TASK INPUTS -
────────────────

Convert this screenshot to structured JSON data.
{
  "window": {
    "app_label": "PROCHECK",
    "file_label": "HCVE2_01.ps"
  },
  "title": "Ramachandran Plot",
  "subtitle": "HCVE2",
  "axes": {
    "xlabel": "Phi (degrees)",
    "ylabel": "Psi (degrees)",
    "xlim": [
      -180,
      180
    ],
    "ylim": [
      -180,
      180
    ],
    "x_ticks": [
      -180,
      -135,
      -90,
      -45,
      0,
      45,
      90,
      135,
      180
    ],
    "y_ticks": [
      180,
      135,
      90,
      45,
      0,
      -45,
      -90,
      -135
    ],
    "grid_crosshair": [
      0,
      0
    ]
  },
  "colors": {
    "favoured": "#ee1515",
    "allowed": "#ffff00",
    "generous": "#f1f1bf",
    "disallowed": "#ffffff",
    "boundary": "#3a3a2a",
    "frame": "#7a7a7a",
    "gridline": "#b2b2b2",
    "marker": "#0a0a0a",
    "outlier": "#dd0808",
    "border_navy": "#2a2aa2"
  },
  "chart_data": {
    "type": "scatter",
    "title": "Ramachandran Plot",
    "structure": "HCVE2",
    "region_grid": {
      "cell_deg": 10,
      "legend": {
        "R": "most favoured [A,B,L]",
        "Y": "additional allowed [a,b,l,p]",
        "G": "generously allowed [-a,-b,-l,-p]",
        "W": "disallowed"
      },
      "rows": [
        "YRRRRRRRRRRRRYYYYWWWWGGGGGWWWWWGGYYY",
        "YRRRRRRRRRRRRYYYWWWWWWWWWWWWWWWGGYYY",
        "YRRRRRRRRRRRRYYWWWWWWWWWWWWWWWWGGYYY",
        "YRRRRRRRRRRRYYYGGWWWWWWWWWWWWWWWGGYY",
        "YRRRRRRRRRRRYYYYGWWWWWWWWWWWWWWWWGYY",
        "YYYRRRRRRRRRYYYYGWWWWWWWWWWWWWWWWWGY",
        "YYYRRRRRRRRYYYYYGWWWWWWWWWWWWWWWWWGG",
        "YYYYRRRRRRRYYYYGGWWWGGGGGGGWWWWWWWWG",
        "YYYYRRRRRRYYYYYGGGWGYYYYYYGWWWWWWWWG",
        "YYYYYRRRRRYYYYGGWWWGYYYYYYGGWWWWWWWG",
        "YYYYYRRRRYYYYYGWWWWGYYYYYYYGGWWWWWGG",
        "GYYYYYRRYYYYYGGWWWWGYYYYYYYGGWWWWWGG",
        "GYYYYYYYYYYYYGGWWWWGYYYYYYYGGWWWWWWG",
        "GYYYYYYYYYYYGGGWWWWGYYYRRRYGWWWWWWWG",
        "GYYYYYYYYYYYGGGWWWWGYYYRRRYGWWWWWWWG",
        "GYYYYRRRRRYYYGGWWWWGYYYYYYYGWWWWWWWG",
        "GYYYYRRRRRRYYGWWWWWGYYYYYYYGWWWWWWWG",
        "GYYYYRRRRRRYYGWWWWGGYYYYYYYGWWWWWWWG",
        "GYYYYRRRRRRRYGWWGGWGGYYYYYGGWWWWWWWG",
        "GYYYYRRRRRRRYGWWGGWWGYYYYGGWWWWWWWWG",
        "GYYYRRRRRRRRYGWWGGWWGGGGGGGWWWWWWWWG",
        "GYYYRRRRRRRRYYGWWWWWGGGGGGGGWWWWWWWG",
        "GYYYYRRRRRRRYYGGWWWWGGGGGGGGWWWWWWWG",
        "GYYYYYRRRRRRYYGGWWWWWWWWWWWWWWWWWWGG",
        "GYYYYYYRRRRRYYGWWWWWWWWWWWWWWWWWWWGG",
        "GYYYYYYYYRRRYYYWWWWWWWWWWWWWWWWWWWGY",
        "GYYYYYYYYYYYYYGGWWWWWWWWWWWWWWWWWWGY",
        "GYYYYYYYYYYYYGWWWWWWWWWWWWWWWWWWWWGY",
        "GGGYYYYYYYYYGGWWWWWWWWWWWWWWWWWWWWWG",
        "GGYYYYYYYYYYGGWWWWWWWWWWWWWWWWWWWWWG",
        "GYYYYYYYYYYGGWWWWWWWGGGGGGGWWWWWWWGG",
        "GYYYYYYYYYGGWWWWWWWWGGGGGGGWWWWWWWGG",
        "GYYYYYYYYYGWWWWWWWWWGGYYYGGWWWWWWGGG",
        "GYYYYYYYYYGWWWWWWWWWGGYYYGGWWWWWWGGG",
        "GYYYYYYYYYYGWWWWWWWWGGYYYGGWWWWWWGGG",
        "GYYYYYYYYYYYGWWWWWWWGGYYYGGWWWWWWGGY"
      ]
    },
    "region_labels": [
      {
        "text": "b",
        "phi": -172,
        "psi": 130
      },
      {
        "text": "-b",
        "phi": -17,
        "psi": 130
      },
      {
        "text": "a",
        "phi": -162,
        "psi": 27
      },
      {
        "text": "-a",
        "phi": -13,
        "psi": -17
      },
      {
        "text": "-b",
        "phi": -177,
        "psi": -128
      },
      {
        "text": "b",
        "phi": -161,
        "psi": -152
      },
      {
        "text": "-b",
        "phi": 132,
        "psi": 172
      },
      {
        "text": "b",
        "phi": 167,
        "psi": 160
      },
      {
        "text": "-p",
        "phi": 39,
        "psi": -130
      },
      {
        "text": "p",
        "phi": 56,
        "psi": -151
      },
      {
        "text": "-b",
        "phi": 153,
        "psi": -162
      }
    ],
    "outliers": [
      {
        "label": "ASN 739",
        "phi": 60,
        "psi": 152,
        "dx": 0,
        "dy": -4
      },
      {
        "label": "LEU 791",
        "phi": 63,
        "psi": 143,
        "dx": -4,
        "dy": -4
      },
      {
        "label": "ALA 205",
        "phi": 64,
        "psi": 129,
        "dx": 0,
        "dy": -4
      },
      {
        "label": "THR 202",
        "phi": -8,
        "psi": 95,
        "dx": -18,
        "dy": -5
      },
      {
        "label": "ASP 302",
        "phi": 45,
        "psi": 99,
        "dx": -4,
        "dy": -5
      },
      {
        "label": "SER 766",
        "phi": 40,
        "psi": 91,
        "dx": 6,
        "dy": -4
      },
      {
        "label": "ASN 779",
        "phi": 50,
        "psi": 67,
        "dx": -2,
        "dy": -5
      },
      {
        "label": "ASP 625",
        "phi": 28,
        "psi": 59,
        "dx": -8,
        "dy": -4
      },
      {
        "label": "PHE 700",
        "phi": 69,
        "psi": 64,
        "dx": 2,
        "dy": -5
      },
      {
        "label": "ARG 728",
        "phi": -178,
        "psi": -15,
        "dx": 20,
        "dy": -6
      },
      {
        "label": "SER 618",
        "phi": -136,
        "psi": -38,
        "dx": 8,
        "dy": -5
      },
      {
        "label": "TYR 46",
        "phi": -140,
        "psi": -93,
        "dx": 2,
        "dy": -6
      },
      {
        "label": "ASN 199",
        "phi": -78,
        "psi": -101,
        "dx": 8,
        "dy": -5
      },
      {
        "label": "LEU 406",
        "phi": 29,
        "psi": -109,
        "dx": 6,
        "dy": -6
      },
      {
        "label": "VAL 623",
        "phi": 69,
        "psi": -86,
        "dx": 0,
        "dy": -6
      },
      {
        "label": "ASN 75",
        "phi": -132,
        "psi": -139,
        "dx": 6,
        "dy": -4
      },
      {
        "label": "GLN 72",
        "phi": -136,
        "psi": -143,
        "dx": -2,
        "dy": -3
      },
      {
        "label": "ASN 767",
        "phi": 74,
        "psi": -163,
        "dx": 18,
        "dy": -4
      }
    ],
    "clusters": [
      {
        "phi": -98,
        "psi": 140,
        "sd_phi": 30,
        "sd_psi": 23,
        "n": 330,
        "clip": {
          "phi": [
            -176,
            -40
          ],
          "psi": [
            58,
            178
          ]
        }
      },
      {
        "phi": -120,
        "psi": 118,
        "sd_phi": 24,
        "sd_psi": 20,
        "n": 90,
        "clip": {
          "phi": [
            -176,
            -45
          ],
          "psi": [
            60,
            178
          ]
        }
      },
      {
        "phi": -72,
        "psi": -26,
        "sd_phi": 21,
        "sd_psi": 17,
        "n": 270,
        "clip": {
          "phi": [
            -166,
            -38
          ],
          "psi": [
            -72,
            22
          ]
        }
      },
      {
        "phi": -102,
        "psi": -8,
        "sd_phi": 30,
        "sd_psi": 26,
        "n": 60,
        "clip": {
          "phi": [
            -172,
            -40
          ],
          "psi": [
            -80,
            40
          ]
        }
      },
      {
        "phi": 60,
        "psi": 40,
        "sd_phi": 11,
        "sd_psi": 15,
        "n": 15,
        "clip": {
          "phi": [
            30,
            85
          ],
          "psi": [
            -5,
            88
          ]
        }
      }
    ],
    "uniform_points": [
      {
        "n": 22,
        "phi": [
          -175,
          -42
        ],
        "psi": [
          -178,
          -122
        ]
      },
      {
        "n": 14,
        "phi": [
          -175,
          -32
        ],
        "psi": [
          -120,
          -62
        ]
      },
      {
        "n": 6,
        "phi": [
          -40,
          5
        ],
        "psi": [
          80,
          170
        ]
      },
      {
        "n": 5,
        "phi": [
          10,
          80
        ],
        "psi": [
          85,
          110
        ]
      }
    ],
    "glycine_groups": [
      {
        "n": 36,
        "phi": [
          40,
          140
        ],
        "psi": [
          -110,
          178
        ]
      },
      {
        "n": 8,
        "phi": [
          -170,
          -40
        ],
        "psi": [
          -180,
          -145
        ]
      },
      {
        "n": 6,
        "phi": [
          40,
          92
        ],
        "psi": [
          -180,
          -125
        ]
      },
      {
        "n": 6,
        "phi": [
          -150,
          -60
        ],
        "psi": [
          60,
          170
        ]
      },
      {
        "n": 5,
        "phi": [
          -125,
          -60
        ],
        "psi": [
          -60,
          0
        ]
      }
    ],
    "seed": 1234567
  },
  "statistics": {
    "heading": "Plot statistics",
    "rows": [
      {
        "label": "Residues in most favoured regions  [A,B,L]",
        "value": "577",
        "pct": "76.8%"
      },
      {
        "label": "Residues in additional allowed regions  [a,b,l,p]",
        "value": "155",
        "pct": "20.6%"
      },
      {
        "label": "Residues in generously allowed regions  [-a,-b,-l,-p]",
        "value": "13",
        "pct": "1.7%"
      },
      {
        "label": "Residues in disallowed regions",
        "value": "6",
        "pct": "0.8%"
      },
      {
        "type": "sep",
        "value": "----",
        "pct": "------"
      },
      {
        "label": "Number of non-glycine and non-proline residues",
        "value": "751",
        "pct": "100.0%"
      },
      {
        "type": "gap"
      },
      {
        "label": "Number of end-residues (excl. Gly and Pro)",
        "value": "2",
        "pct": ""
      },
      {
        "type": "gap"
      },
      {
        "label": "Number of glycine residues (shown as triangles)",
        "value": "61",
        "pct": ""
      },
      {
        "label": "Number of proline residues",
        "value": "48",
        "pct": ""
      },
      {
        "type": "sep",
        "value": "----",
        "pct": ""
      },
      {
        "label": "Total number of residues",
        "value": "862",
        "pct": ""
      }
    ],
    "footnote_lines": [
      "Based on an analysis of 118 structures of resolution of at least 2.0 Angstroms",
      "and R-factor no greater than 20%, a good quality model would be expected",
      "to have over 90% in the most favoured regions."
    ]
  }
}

────────────────

Show the lines of the records that include the string "most".

EXERCISE OUTPUT -
        "R": "most favoured [A,B,L]",
        "label": "Residues in most favoured regions  [A,B,L]",
      "to have over 90% in the most favoured regions."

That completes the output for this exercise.